Set task:
Report how many lines in the records hold the string "femenino"; give the number and nothing else.

┄┄┄┄┄┄┄┄┄┄┄┄┄┄┄┄┄┄┄┄

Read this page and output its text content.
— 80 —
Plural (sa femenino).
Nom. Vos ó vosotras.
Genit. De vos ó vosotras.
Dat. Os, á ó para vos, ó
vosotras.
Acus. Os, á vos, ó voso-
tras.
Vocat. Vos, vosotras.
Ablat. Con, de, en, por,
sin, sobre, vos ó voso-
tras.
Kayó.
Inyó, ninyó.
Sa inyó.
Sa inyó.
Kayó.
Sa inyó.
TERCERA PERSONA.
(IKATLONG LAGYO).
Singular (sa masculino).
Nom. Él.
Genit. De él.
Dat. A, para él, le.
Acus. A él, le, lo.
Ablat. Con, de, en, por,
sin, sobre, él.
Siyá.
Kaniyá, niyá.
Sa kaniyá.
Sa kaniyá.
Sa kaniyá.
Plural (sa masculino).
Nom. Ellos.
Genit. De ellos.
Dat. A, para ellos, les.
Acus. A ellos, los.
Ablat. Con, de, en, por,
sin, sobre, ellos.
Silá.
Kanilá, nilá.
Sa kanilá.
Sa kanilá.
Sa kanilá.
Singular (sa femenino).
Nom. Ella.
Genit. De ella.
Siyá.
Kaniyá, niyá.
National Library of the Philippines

┄┄┄┄┄┄┄┄┄┄┄┄┄┄┄┄┄┄┄┄

Correct response:
2